# Prompt:
Which lines in the records below contain the word "this"? Copy each one out.

** Begin Data rows **

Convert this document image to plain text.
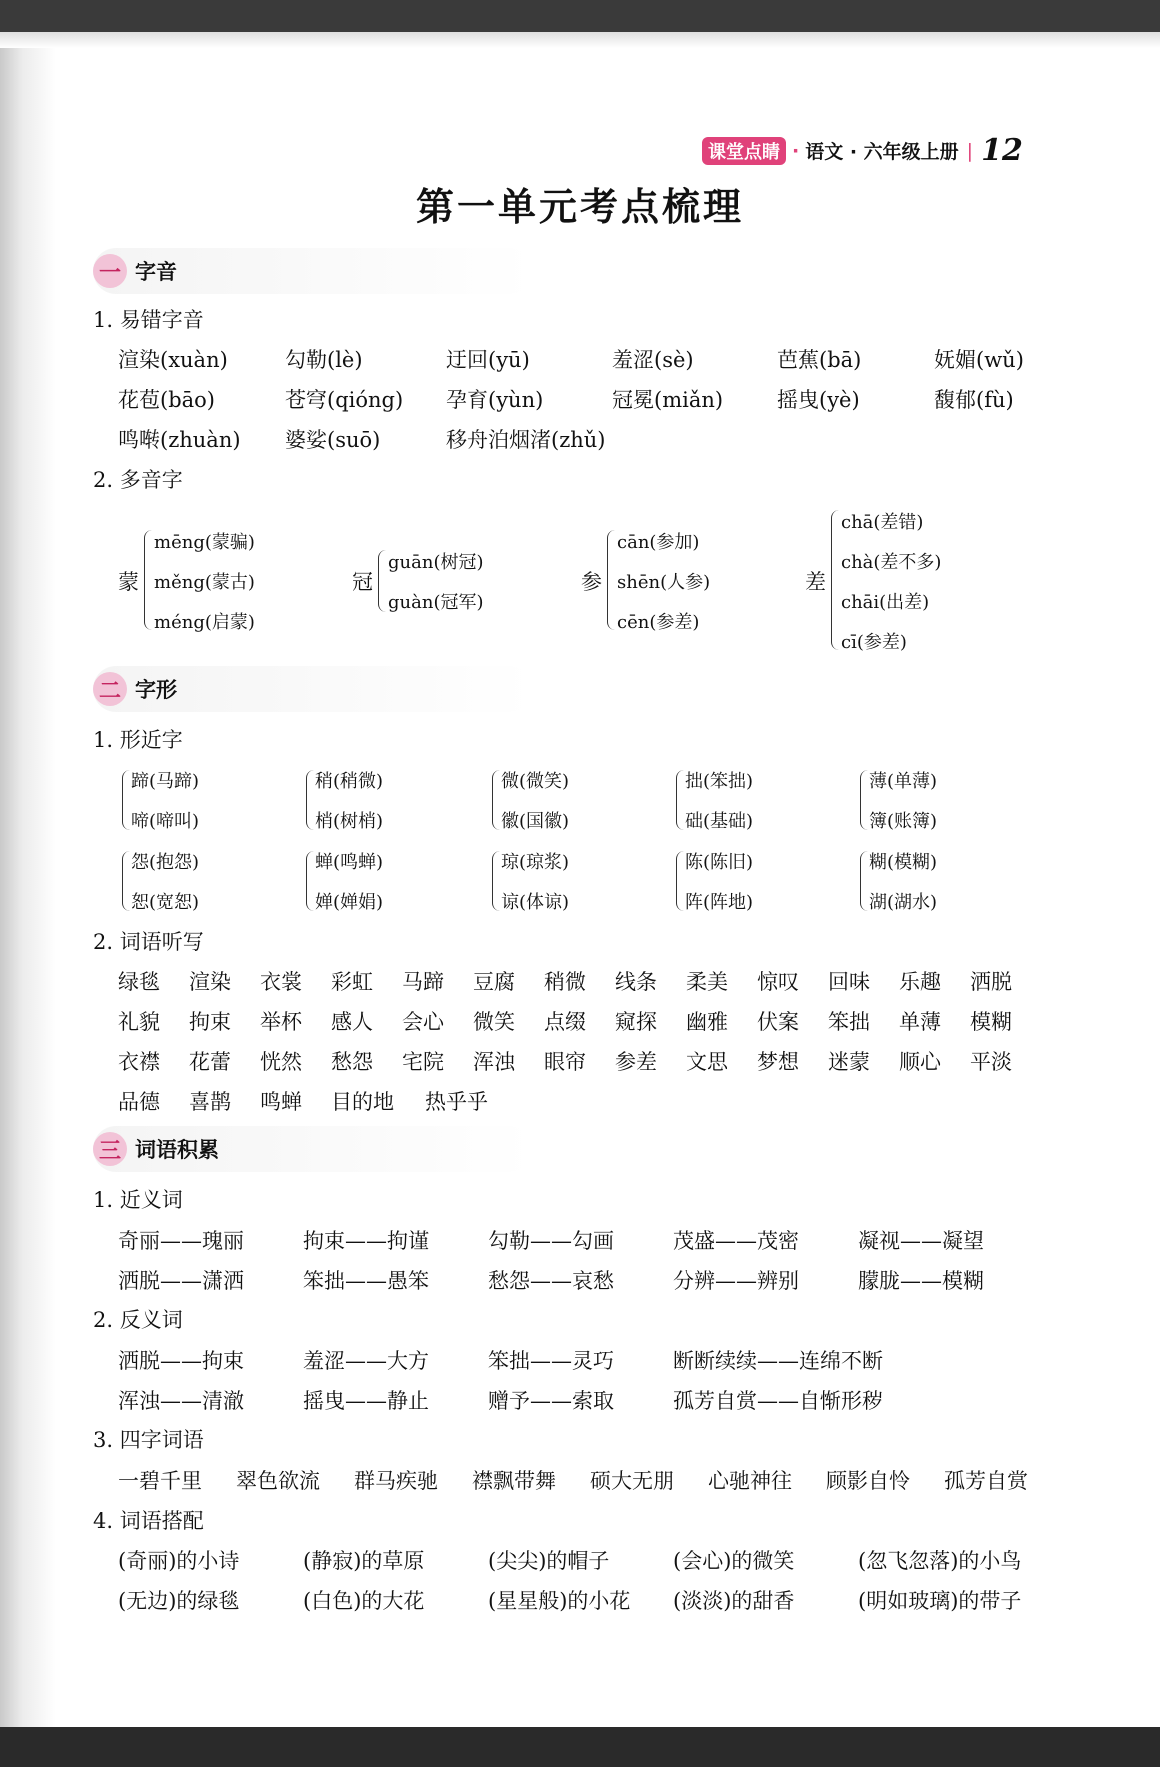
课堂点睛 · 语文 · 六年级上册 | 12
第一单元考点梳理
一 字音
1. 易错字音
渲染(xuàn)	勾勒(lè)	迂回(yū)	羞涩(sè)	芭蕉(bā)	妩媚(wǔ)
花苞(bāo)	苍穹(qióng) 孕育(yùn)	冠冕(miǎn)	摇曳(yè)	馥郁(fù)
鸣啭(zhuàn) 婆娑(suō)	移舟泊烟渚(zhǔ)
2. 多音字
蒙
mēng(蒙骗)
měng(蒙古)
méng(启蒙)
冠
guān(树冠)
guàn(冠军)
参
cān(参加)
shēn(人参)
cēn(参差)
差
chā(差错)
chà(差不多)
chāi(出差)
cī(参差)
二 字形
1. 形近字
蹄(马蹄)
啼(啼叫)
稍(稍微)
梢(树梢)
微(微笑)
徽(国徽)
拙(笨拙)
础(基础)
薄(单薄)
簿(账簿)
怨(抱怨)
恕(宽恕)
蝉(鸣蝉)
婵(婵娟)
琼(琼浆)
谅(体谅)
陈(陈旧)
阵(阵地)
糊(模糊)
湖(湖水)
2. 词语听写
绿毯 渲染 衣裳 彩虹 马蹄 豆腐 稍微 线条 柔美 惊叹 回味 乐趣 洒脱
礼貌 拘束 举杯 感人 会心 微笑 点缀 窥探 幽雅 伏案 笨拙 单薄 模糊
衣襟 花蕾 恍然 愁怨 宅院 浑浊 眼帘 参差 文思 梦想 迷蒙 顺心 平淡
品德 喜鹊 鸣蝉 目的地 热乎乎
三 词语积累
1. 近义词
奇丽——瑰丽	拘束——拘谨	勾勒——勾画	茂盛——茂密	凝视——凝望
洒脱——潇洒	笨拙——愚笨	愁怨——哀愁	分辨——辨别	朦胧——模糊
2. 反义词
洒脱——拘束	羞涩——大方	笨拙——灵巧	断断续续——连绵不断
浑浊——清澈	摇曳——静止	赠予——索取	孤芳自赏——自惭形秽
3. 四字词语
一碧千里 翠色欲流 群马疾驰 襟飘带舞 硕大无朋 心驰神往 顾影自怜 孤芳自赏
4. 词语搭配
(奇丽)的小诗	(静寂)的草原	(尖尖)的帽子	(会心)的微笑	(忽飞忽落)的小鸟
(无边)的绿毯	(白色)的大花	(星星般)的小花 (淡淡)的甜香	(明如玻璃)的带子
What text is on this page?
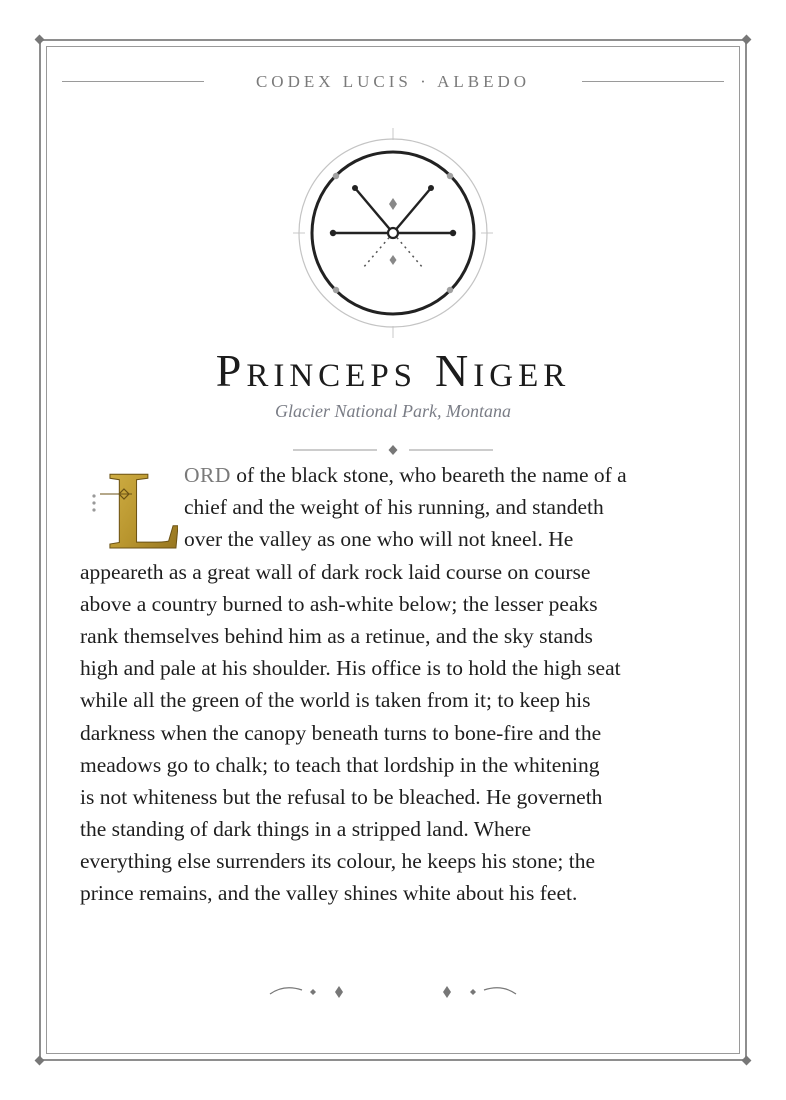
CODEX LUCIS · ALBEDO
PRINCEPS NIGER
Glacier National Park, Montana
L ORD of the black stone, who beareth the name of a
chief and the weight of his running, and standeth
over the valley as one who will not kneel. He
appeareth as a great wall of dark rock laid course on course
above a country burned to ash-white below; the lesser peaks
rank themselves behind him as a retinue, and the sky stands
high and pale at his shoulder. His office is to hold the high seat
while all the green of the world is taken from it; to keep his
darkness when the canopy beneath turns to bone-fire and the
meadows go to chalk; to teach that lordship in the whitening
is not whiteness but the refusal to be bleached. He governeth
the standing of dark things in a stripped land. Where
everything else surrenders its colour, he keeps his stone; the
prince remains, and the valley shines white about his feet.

** End Data rows **

# Task output:
Convert this document image to plain text.
What text is on this page?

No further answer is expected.